>> Begin Records for processing

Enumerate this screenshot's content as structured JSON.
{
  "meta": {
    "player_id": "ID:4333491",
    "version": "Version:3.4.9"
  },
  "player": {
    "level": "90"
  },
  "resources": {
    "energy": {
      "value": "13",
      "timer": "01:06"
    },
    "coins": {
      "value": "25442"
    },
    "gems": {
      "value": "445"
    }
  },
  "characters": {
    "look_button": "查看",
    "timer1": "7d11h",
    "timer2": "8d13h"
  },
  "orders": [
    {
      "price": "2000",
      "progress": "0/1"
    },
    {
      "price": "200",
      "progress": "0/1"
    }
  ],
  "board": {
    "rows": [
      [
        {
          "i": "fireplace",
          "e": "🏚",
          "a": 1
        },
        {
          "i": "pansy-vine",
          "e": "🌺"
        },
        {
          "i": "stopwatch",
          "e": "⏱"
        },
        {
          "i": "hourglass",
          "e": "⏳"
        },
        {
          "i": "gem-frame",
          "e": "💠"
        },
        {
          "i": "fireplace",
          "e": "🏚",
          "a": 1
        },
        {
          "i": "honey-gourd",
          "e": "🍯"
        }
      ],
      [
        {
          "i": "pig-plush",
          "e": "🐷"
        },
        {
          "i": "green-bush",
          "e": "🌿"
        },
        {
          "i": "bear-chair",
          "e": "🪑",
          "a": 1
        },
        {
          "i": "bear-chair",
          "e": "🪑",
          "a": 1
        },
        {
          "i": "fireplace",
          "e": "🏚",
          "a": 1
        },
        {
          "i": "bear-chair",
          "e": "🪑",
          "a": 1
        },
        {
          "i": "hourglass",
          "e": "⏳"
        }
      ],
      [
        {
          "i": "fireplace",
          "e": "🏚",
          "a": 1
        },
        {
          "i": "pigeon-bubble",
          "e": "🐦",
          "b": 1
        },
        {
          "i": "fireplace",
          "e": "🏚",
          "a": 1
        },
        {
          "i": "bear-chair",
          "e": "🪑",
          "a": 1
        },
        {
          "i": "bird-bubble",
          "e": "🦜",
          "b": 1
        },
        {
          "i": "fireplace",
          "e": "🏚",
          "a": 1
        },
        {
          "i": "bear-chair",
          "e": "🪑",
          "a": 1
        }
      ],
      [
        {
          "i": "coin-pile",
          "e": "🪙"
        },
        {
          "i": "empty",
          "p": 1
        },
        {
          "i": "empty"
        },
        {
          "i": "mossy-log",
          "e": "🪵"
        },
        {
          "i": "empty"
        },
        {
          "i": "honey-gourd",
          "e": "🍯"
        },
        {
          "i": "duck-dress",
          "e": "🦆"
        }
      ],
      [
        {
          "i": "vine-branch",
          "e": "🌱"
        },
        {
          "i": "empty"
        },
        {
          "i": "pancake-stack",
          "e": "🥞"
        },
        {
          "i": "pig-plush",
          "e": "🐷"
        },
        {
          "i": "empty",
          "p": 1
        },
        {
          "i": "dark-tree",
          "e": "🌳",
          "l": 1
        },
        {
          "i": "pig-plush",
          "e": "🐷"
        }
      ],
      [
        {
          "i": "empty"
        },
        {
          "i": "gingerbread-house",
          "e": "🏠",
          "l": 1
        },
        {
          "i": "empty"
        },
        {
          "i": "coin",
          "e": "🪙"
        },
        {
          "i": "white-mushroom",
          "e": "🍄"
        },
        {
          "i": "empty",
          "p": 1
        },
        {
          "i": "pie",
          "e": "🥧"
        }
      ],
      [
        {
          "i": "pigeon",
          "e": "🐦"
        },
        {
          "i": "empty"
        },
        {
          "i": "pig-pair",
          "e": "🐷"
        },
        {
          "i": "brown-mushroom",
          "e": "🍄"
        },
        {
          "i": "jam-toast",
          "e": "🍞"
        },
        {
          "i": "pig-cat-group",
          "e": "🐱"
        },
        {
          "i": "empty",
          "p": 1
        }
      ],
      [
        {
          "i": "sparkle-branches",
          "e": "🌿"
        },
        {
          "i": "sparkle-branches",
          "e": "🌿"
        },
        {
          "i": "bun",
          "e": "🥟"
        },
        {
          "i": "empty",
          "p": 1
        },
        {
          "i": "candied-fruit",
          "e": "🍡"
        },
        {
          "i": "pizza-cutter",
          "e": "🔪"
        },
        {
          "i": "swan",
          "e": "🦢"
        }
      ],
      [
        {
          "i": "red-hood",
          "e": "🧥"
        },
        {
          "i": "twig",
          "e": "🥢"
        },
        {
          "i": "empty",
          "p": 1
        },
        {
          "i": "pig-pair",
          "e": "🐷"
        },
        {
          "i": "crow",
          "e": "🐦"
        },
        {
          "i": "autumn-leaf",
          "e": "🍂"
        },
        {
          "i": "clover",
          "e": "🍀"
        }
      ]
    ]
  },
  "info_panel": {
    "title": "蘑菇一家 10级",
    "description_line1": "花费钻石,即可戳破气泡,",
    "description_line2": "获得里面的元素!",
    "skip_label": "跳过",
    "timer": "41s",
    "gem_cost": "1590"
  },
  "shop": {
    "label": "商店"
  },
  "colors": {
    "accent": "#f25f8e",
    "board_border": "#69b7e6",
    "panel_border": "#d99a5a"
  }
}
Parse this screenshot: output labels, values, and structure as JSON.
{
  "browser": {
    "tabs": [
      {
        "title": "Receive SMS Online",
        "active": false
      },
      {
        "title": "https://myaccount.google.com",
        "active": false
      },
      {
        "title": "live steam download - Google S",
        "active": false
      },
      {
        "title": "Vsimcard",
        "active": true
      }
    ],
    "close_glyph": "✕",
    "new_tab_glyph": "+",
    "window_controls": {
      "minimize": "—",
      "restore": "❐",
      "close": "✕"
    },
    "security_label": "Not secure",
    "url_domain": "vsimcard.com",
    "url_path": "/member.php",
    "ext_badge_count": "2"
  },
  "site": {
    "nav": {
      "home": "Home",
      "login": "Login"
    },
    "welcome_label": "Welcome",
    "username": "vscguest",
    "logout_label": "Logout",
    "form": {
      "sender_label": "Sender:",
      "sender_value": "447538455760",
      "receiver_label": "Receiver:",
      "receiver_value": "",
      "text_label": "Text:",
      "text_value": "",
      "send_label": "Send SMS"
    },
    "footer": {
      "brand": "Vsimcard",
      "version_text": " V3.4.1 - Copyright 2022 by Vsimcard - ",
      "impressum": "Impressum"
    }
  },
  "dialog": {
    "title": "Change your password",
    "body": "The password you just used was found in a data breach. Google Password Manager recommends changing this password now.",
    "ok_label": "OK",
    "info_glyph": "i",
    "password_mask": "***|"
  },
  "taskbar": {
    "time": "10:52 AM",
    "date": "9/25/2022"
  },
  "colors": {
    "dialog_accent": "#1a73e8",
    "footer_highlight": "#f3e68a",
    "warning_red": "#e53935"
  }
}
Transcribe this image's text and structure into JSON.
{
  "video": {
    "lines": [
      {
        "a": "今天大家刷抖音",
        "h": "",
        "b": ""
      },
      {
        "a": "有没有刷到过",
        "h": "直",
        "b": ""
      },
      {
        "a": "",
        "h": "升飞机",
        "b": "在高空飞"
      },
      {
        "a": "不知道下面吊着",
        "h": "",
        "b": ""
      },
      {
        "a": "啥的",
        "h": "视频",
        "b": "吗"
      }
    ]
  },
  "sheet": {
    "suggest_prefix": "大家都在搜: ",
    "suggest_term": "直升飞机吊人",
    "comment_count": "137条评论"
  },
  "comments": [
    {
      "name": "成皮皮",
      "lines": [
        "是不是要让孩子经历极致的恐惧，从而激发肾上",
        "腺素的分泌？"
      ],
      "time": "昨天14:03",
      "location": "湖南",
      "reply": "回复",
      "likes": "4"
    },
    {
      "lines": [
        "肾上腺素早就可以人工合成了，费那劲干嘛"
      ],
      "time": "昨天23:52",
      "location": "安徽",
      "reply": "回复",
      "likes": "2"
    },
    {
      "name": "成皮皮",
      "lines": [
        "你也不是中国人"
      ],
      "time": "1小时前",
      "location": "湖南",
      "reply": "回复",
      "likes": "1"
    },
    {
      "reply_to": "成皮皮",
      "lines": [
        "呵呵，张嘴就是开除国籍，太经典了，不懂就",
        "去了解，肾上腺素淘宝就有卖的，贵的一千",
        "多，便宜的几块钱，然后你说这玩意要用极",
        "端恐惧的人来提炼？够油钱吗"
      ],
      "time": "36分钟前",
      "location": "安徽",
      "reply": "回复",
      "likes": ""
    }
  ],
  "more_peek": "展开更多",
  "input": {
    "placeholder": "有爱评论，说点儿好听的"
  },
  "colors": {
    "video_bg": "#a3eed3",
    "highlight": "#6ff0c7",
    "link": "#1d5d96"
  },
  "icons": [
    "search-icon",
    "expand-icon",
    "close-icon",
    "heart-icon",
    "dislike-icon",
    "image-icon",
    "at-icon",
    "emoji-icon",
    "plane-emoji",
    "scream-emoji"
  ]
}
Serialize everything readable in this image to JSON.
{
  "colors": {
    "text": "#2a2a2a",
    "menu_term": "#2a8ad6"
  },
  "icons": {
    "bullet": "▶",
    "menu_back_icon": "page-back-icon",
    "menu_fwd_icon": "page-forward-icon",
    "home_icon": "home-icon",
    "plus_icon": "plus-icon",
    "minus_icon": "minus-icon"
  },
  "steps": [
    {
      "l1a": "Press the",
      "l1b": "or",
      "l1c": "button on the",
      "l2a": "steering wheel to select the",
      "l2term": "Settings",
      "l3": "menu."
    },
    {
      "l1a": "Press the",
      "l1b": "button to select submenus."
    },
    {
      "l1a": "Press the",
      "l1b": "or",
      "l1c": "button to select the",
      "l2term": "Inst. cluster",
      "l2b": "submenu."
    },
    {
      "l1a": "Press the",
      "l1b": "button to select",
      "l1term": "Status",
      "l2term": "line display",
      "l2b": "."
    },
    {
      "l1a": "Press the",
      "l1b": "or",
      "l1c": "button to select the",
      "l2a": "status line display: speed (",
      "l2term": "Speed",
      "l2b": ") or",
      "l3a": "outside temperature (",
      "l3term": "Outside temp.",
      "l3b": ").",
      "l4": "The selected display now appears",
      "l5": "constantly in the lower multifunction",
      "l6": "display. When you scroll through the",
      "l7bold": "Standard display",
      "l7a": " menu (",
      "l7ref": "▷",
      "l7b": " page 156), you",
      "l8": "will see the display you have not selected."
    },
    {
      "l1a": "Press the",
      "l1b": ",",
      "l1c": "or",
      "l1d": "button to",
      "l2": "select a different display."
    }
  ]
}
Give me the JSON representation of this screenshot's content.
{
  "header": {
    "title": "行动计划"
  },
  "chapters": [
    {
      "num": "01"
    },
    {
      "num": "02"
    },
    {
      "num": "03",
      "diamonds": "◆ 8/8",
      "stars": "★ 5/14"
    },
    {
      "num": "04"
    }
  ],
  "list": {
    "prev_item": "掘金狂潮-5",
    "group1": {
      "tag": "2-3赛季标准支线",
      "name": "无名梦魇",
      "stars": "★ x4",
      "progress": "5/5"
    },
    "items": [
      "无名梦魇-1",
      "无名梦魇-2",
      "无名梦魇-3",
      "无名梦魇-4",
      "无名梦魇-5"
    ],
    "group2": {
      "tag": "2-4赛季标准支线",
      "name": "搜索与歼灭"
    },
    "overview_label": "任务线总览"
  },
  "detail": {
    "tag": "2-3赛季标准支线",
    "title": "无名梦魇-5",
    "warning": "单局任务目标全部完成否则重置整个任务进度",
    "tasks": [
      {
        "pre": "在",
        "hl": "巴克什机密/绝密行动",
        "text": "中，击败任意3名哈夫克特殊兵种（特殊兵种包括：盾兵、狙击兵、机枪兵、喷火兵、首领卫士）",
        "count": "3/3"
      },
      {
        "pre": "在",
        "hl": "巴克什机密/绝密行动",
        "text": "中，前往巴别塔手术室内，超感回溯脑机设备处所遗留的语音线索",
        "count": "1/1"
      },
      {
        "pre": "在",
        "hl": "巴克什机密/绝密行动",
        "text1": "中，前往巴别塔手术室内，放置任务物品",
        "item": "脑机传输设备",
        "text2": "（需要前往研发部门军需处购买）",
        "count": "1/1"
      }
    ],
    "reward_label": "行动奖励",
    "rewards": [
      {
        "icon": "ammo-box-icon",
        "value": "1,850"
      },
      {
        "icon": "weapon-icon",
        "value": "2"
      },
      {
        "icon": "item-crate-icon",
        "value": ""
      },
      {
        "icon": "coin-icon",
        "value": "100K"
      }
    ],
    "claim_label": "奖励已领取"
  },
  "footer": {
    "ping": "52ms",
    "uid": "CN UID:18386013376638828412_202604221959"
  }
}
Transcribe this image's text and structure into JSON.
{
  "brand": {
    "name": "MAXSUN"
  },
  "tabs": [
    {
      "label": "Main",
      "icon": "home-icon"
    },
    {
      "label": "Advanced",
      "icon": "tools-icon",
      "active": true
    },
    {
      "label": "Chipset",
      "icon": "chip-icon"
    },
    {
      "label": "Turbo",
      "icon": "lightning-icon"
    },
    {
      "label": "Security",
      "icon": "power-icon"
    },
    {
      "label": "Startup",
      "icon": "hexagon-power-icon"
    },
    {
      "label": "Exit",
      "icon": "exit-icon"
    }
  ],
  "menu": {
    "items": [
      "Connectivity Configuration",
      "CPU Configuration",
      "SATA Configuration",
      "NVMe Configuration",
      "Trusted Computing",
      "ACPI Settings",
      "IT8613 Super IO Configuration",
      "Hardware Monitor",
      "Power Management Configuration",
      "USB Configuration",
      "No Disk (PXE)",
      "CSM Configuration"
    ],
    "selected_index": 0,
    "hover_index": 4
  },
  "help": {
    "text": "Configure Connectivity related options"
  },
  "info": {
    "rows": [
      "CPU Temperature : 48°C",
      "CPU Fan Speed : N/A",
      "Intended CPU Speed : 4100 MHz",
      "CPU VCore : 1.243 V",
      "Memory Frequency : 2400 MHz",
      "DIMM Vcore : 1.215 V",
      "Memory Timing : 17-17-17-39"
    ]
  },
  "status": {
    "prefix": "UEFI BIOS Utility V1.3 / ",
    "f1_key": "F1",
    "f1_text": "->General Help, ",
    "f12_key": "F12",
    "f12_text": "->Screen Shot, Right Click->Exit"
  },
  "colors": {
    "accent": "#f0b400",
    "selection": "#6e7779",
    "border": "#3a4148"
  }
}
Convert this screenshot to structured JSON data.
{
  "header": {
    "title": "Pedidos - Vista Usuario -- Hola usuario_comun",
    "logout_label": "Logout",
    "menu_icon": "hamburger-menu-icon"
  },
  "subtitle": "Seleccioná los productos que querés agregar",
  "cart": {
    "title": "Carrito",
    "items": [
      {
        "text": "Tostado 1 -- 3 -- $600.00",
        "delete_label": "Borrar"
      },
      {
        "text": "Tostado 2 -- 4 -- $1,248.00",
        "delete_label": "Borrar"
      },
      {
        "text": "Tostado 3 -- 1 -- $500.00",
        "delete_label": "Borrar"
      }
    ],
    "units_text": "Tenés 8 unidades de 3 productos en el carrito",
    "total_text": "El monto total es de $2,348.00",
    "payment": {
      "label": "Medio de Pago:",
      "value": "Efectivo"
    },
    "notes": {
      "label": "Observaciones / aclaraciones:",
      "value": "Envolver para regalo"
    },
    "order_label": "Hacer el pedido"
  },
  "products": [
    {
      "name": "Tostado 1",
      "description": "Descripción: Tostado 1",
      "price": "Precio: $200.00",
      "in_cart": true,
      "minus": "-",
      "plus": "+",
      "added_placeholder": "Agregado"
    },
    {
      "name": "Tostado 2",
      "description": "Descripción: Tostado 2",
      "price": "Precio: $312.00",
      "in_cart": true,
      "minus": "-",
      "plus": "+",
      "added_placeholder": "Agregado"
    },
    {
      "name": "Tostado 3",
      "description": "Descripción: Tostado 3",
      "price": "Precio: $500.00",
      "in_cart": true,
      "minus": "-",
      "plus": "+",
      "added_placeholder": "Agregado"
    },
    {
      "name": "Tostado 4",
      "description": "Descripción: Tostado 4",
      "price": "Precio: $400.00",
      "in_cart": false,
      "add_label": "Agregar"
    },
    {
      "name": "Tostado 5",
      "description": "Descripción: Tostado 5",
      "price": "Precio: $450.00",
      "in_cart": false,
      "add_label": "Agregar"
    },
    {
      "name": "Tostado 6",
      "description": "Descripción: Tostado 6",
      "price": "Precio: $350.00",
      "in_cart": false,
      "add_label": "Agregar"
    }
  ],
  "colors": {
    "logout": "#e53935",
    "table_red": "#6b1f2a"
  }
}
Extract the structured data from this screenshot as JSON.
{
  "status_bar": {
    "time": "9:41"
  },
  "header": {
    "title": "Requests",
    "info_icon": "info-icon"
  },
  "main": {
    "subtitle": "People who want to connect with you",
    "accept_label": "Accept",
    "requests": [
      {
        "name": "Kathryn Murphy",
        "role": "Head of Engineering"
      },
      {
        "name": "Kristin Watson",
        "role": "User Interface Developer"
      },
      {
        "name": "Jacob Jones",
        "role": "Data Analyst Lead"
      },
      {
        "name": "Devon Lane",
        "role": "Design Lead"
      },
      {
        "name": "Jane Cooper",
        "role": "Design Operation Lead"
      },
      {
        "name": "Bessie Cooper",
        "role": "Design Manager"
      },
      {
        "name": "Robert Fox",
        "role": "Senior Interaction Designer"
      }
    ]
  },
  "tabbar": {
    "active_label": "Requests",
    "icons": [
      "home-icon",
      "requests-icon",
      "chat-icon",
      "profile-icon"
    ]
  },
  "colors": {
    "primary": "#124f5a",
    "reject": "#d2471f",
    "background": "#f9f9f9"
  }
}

>> End Records for processing

Objective »
Wherever the word "JSON" occurs in a line of the listing, copy that line.

Solution to this task »
Enumerate this screenshot's content as structured JSON.
Parse this screenshot: output labels, values, and structure as JSON.
Transcribe this image's text and structure into JSON.
Serialize everything readable in this image to JSON.
Give me the JSON representation of this screenshot's content.
Transcribe this image's text and structure into JSON.
Convert this screenshot to structured JSON data.
Extract the structured data from this screenshot as JSON.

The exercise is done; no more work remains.